*Instructions for the task*.
Retype the material below. Keep every word exactly as it is.

*Material provided*.
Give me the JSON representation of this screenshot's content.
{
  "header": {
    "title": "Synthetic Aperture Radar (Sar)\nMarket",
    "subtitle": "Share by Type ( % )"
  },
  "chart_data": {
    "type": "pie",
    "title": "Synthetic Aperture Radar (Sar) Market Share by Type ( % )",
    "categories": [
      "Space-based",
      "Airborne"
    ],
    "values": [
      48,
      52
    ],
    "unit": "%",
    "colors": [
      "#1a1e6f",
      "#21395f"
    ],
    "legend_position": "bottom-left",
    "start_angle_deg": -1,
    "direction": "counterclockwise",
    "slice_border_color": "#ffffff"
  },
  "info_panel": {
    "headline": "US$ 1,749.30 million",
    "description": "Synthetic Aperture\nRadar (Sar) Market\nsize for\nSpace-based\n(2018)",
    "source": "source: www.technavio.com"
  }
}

*Problem solution*.
Give me the JSON representation of this screenshot's content.
{
  "header": {
    "title": "Synthetic Aperture Radar (Sar)\nMarket",
    "subtitle": "Share by Type ( % )"
  },
  "chart_data": {
    "type": "pie",
    "title": "Synthetic Aperture Radar (Sar) Market Share by Type ( % )",
    "categories": [
      "Space-based",
      "Airborne"
    ],
    "values": [
      48,
      52
    ],
    "unit": "%",
    "colors": [
      "#1a1e6f",
      "#21395f"
    ],
    "legend_position": "bottom-left",
    "start_angle_deg": -1,
    "direction": "counterclockwise",
    "slice_border_color": "#ffffff"
  },
  "info_panel": {
    "headline": "US$ 1,749.30 million",
    "description": "Synthetic Aperture\nRadar (Sar) Market\nsize for\nSpace-based\n(2018)",
    "source": "source: www.technavio.com"
  }
}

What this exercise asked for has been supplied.